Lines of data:
[BEGIN]

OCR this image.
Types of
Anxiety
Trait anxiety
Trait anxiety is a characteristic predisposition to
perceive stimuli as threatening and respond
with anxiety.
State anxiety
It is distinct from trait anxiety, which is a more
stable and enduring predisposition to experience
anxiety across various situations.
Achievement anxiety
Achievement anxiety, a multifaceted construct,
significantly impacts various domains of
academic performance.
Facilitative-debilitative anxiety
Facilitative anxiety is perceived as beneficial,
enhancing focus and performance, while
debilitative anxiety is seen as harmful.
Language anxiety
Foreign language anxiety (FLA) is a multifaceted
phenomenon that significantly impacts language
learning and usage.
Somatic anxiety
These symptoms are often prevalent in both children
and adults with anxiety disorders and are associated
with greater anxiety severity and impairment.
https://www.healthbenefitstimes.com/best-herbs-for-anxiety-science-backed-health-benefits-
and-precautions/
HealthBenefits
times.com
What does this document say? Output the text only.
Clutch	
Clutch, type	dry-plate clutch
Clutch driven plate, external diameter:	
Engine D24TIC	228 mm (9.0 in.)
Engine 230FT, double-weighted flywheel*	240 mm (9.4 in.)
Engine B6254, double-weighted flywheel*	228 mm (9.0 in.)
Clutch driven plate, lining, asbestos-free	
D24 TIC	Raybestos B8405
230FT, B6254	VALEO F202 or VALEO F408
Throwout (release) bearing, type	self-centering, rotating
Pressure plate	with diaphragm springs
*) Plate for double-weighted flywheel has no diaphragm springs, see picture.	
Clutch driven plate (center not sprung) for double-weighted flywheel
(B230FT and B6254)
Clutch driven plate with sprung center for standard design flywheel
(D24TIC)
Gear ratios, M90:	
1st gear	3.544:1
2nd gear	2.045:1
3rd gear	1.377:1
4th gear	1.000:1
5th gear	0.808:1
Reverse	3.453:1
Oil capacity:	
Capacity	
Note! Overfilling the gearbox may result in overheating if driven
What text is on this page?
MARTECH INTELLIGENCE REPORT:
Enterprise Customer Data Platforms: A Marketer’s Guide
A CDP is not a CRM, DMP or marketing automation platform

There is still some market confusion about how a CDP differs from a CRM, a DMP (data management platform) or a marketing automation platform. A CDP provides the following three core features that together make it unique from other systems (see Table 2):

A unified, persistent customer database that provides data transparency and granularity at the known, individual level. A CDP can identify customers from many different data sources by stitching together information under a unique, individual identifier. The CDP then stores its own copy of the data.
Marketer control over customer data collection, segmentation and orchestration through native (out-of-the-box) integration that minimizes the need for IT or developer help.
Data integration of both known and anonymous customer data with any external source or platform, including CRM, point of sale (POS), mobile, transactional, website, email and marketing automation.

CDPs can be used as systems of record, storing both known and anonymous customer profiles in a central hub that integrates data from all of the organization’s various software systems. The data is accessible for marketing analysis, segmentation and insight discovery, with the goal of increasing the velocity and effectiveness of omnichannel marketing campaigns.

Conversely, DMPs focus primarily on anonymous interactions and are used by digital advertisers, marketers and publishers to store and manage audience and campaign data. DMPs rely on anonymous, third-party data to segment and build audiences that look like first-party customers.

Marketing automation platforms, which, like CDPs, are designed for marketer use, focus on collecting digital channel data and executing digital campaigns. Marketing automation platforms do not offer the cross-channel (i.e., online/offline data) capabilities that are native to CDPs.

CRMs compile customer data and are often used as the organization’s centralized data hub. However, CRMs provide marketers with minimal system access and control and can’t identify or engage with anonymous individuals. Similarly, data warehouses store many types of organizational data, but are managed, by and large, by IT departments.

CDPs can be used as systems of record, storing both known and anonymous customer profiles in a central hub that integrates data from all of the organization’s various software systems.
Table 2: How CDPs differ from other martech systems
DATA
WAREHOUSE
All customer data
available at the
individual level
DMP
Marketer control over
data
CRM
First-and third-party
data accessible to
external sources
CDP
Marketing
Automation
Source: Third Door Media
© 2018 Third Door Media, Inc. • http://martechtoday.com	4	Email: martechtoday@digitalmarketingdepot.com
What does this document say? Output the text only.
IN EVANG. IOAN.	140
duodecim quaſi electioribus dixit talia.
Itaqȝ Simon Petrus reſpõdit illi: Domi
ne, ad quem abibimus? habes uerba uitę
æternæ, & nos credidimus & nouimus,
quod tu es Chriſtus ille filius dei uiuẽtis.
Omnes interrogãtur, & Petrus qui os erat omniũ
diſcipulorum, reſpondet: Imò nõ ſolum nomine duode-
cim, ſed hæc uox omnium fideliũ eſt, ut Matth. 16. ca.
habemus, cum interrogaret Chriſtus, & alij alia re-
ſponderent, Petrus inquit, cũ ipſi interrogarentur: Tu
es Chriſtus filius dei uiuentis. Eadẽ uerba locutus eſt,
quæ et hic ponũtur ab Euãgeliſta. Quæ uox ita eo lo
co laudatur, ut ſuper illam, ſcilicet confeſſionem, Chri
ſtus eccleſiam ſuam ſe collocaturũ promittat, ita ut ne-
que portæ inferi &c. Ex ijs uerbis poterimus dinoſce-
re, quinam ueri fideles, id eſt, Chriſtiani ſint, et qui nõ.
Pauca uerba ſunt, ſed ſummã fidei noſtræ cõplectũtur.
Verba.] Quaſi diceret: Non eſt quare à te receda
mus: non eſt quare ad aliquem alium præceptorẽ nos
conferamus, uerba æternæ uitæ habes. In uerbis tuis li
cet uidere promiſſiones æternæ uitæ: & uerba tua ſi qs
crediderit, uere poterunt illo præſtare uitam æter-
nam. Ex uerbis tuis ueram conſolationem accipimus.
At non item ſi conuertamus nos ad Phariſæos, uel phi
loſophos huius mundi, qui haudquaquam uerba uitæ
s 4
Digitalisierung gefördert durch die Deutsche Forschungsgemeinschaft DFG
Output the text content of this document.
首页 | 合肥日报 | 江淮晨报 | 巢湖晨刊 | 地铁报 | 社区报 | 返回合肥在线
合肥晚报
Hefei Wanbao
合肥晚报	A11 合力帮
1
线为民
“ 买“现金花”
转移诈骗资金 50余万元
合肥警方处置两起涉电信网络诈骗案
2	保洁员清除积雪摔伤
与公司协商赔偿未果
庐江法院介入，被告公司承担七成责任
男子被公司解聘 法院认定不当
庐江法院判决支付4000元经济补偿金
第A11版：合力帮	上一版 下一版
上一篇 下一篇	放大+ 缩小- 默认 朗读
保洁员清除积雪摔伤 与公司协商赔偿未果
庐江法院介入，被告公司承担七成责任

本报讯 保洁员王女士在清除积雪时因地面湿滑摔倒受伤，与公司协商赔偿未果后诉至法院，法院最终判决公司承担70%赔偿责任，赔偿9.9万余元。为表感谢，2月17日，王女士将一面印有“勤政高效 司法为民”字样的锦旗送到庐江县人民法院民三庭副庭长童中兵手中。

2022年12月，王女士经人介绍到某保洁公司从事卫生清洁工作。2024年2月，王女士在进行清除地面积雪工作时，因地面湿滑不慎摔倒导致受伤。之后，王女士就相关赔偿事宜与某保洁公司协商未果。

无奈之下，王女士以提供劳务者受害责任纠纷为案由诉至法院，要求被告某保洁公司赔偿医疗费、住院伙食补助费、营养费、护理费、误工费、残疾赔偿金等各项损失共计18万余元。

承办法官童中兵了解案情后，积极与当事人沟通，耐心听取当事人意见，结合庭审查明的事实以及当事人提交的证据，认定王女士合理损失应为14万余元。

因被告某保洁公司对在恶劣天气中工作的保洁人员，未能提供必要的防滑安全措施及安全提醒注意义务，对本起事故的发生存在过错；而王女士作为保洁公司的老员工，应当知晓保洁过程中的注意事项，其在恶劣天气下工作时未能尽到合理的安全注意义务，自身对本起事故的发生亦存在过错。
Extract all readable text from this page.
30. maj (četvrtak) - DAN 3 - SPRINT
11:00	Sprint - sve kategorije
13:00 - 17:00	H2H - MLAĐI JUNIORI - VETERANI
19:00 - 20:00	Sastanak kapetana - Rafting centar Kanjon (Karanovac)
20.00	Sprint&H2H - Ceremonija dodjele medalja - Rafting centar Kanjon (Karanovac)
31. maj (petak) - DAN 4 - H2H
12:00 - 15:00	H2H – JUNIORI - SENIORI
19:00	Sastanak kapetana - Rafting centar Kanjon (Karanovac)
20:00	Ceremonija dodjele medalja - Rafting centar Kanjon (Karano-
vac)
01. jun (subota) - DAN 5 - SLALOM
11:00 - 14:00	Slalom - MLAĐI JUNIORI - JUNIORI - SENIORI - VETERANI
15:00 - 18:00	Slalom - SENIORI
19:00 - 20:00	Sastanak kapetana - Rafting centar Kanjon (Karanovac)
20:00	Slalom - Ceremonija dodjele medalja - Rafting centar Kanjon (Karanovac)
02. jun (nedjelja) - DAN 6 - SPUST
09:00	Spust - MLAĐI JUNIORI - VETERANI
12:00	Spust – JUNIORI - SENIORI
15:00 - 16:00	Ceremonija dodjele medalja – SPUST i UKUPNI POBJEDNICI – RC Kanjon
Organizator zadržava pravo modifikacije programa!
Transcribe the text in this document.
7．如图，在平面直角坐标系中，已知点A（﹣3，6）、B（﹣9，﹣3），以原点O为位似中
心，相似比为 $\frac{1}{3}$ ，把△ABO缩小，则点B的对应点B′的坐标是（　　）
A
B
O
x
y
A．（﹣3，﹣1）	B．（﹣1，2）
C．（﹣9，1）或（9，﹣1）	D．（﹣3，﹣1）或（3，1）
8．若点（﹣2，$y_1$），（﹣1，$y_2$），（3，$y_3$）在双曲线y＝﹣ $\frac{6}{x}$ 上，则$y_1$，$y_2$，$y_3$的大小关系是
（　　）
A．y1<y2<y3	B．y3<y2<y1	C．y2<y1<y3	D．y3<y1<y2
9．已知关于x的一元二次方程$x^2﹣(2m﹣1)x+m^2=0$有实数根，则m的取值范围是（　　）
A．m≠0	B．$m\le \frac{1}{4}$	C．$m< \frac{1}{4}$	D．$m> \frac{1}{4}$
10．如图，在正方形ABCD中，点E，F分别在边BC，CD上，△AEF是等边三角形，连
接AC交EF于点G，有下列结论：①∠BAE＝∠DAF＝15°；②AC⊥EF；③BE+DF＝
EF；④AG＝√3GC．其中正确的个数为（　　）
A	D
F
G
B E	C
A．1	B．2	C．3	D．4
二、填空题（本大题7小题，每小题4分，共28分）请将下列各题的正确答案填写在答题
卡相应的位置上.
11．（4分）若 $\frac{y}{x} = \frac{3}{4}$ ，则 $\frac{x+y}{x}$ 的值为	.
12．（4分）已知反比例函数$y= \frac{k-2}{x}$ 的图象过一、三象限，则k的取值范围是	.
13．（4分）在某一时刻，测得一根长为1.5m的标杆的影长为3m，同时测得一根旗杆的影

[END]

## [Job]
Make an exact copy of every line from the one with "Transcribe the text in this document." to the end of the data, with the first and last of those lines included.

## [Response for this exercise]
Transcribe the text in this document.
7．如图，在平面直角坐标系中，已知点A（﹣3，6）、B（﹣9，﹣3），以原点O为位似中
心，相似比为 $\frac{1}{3}$ ，把△ABO缩小，则点B的对应点B′的坐标是（　　）
A
B
O
x
y
A．（﹣3，﹣1）	B．（﹣1，2）
C．（﹣9，1）或（9，﹣1）	D．（﹣3，﹣1）或（3，1）
8．若点（﹣2，$y_1$），（﹣1，$y_2$），（3，$y_3$）在双曲线y＝﹣ $\frac{6}{x}$ 上，则$y_1$，$y_2$，$y_3$的大小关系是
（　　）
A．y1<y2<y3	B．y3<y2<y1	C．y2<y1<y3	D．y3<y1<y2
9．已知关于x的一元二次方程$x^2﹣(2m﹣1)x+m^2=0$有实数根，则m的取值范围是（　　）
A．m≠0	B．$m\le \frac{1}{4}$	C．$m< \frac{1}{4}$	D．$m> \frac{1}{4}$
10．如图，在正方形ABCD中，点E，F分别在边BC，CD上，△AEF是等边三角形，连
接AC交EF于点G，有下列结论：①∠BAE＝∠DAF＝15°；②AC⊥EF；③BE+DF＝
EF；④AG＝√3GC．其中正确的个数为（　　）
A	D
F
G
B E	C
A．1	B．2	C．3	D．4
二、填空题（本大题7小题，每小题4分，共28分）请将下列各题的正确答案填写在答题
卡相应的位置上.
11．（4分）若 $\frac{y}{x} = \frac{3}{4}$ ，则 $\frac{x+y}{x}$ 的值为	.
12．（4分）已知反比例函数$y= \frac{k-2}{x}$ 的图象过一、三象限，则k的取值范围是	.
13．（4分）在某一时刻，测得一根长为1.5m的标杆的影长为3m，同时测得一根旗杆的影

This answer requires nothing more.